[start]
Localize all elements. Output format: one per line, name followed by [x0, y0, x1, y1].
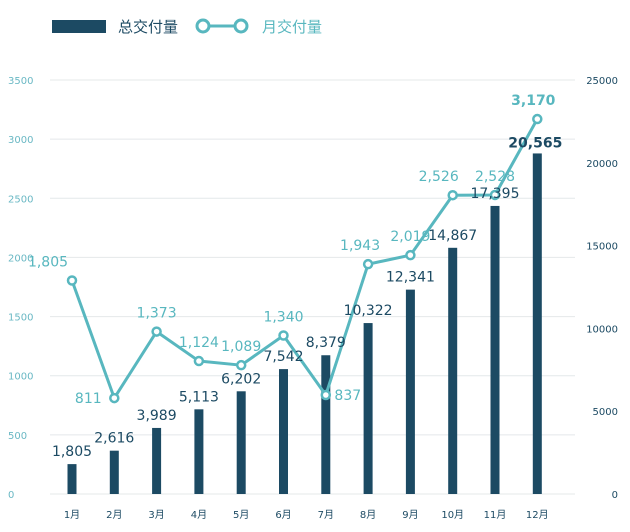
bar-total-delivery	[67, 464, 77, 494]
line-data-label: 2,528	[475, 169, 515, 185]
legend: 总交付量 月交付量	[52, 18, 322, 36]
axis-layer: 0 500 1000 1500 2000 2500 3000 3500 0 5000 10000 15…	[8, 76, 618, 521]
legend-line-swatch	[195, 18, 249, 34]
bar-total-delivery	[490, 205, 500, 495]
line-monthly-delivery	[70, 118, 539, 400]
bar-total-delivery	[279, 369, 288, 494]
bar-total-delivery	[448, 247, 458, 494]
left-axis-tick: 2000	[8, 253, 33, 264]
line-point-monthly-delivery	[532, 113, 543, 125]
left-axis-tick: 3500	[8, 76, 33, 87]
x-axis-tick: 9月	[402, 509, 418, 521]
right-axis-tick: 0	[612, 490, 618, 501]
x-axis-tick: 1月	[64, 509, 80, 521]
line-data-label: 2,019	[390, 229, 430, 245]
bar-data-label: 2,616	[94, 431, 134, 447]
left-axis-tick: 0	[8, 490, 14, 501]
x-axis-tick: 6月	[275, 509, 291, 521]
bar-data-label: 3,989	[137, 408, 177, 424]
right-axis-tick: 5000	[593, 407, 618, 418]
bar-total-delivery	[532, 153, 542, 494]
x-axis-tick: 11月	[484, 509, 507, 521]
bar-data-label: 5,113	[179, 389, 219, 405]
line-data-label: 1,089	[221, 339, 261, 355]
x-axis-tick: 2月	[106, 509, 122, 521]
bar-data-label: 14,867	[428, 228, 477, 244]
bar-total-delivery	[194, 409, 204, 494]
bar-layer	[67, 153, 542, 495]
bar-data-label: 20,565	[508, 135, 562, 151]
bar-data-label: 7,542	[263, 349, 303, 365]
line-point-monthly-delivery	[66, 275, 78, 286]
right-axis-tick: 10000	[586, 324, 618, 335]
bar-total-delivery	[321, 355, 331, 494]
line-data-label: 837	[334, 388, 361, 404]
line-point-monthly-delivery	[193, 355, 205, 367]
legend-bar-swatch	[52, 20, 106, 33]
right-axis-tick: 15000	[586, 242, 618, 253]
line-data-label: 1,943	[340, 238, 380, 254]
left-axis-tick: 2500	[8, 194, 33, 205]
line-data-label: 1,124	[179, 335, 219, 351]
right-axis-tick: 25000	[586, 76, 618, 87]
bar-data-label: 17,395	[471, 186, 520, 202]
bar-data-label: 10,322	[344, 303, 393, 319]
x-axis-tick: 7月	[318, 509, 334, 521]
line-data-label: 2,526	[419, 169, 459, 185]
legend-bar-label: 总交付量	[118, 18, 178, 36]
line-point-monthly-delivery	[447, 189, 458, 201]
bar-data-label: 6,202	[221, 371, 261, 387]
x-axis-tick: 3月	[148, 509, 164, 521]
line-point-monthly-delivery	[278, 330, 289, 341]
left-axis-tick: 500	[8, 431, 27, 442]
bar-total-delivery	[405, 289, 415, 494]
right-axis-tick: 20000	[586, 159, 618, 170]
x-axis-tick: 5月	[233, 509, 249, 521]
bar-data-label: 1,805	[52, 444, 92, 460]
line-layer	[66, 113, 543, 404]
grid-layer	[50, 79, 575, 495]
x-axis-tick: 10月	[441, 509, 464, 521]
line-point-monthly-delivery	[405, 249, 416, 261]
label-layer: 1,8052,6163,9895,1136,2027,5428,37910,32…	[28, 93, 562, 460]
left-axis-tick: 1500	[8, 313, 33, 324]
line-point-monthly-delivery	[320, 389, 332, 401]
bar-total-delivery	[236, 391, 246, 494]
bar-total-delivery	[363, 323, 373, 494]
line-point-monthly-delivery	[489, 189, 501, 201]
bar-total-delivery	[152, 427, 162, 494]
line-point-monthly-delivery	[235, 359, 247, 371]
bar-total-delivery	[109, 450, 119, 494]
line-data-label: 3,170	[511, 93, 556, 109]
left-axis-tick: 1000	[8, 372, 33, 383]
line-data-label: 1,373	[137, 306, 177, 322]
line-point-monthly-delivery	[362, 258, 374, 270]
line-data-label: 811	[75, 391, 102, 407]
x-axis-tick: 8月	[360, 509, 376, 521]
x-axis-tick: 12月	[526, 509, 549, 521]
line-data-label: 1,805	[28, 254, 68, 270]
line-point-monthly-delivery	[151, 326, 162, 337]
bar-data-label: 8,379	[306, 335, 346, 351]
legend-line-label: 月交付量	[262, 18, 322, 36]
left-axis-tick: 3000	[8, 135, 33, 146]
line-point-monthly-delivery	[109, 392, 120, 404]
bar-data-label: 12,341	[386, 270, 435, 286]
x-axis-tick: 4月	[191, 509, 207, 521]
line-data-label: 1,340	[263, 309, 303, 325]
[end]
### Written task
Throughout the records, replace "bar-total-delivery" with "bar-cumulative-delivery" and give every line again with nothing else altered, leaving out the pictures.

### The answer
Localize all elements. Output format: one per line, name followed by [x0, y0, x1, y1].
bar-cumulative-delivery	[67, 464, 77, 494]
line-data-label: 2,528	[475, 169, 515, 185]
legend: 总交付量 月交付量	[52, 18, 322, 36]
axis-layer: 0 500 1000 1500 2000 2500 3000 3500 0 5000 10000 15…	[8, 76, 618, 521]
legend-line-swatch	[195, 18, 249, 34]
bar-cumulative-delivery	[490, 205, 500, 495]
line-monthly-delivery	[70, 118, 539, 400]
bar-cumulative-delivery	[279, 369, 288, 494]
bar-cumulative-delivery	[448, 247, 458, 494]
left-axis-tick: 2000	[8, 253, 33, 264]
line-point-monthly-delivery	[532, 113, 543, 125]
left-axis-tick: 3500	[8, 76, 33, 87]
x-axis-tick: 9月	[402, 509, 418, 521]
right-axis-tick: 0	[612, 490, 618, 501]
x-axis-tick: 1月	[64, 509, 80, 521]
line-data-label: 2,019	[390, 229, 430, 245]
bar-data-label: 2,616	[94, 431, 134, 447]
left-axis-tick: 0	[8, 490, 14, 501]
x-axis-tick: 6月	[275, 509, 291, 521]
bar-data-label: 3,989	[137, 408, 177, 424]
right-axis-tick: 5000	[593, 407, 618, 418]
bar-cumulative-delivery	[532, 153, 542, 494]
x-axis-tick: 11月	[484, 509, 507, 521]
bar-data-label: 5,113	[179, 389, 219, 405]
line-data-label: 1,089	[221, 339, 261, 355]
x-axis-tick: 2月	[106, 509, 122, 521]
bar-data-label: 14,867	[428, 228, 477, 244]
bar-cumulative-delivery	[194, 409, 204, 494]
bar-layer	[67, 153, 542, 495]
bar-data-label: 20,565	[508, 135, 562, 151]
bar-data-label: 7,542	[263, 349, 303, 365]
line-point-monthly-delivery	[66, 275, 78, 286]
right-axis-tick: 10000	[586, 324, 618, 335]
bar-cumulative-delivery	[321, 355, 331, 494]
line-data-label: 837	[334, 388, 361, 404]
line-point-monthly-delivery	[193, 355, 205, 367]
legend-bar-swatch	[52, 20, 106, 33]
right-axis-tick: 15000	[586, 242, 618, 253]
line-data-label: 1,943	[340, 238, 380, 254]
left-axis-tick: 2500	[8, 194, 33, 205]
line-data-label: 1,124	[179, 335, 219, 351]
right-axis-tick: 25000	[586, 76, 618, 87]
bar-data-label: 17,395	[471, 186, 520, 202]
bar-data-label: 10,322	[344, 303, 393, 319]
x-axis-tick: 7月	[318, 509, 334, 521]
line-data-label: 2,526	[419, 169, 459, 185]
legend-bar-label: 总交付量	[118, 18, 178, 36]
line-point-monthly-delivery	[447, 189, 458, 201]
bar-data-label: 6,202	[221, 371, 261, 387]
x-axis-tick: 3月	[148, 509, 164, 521]
line-point-monthly-delivery	[278, 330, 289, 341]
left-axis-tick: 500	[8, 431, 27, 442]
bar-cumulative-delivery	[405, 289, 415, 494]
right-axis-tick: 20000	[586, 159, 618, 170]
x-axis-tick: 5月	[233, 509, 249, 521]
bar-data-label: 1,805	[52, 444, 92, 460]
line-layer	[66, 113, 543, 404]
grid-layer	[50, 79, 575, 495]
x-axis-tick: 10月	[441, 509, 464, 521]
line-point-monthly-delivery	[405, 249, 416, 261]
label-layer: 1,8052,6163,9895,1136,2027,5428,37910,32…	[28, 93, 562, 460]
left-axis-tick: 1500	[8, 313, 33, 324]
line-point-monthly-delivery	[320, 389, 332, 401]
bar-cumulative-delivery	[236, 391, 246, 494]
bar-cumulative-delivery	[363, 323, 373, 494]
line-point-monthly-delivery	[489, 189, 501, 201]
bar-cumulative-delivery	[152, 427, 162, 494]
line-point-monthly-delivery	[235, 359, 247, 371]
bar-cumulative-delivery	[109, 450, 119, 494]
line-data-label: 3,170	[511, 93, 556, 109]
left-axis-tick: 1000	[8, 372, 33, 383]
line-data-label: 1,373	[137, 306, 177, 322]
line-point-monthly-delivery	[362, 258, 374, 270]
line-data-label: 811	[75, 391, 102, 407]
x-axis-tick: 8月	[360, 509, 376, 521]
x-axis-tick: 12月	[526, 509, 549, 521]
line-data-label: 1,805	[28, 254, 68, 270]
line-point-monthly-delivery	[151, 326, 162, 337]
bar-data-label: 8,379	[306, 335, 346, 351]
legend-line-label: 月交付量	[262, 18, 322, 36]
left-axis-tick: 3000	[8, 135, 33, 146]
line-point-monthly-delivery	[109, 392, 120, 404]
bar-data-label: 12,341	[386, 270, 435, 286]
x-axis-tick: 4月	[191, 509, 207, 521]
line-data-label: 1,340	[263, 309, 303, 325]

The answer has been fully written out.